#### INSTRUCTIONS TO FOLLOW
Check each line of the material for the string "information", and copy the lines that have it.

┌─ STUDY MATERIAL

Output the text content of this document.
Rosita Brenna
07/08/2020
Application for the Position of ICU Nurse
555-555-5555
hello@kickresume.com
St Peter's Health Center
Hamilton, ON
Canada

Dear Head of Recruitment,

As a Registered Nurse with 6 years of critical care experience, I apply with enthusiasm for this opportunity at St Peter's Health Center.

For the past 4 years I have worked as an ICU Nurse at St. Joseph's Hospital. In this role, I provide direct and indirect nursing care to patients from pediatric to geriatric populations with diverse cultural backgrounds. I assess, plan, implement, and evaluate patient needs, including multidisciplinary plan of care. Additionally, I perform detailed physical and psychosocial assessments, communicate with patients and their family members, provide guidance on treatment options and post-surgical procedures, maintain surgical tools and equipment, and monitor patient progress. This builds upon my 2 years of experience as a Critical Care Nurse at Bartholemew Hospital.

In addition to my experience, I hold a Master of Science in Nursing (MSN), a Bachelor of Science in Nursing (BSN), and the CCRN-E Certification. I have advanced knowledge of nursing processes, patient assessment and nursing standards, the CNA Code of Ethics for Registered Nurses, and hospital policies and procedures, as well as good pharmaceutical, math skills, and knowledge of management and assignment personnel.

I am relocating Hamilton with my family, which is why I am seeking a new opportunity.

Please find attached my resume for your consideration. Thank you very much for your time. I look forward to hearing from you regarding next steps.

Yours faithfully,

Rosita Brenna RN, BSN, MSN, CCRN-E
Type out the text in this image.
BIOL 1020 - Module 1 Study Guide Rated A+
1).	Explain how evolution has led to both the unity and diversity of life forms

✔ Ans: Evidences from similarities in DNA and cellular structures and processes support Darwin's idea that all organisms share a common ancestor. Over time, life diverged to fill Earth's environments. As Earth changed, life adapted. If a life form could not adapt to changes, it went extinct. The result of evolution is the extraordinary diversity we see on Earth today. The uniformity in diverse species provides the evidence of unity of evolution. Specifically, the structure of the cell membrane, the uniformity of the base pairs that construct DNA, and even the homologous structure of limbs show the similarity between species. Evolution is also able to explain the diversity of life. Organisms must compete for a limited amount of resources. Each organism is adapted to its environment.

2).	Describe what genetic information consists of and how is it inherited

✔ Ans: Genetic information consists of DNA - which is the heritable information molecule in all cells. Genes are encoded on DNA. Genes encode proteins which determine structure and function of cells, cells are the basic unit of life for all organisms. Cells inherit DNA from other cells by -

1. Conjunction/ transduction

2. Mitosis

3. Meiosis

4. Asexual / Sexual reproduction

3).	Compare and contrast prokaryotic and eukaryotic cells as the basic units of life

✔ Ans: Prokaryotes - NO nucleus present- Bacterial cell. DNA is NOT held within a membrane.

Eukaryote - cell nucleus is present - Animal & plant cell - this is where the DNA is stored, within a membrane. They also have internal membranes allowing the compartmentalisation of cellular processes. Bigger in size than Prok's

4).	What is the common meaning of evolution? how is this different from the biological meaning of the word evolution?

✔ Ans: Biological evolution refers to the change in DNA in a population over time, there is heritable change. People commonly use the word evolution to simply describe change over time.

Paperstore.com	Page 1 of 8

└─

#### SOLUTION FOR THIS PROBLEM
2).	Describe what genetic information consists of and how is it inherited
✔ Ans: Genetic information consists of DNA - which is the heritable information molecule in all cells. Genes are encoded on DNA. Genes encode proteins which determine structure and function of cells, cells are the basic unit of life for all organisms. Cells inherit DNA from other cells by -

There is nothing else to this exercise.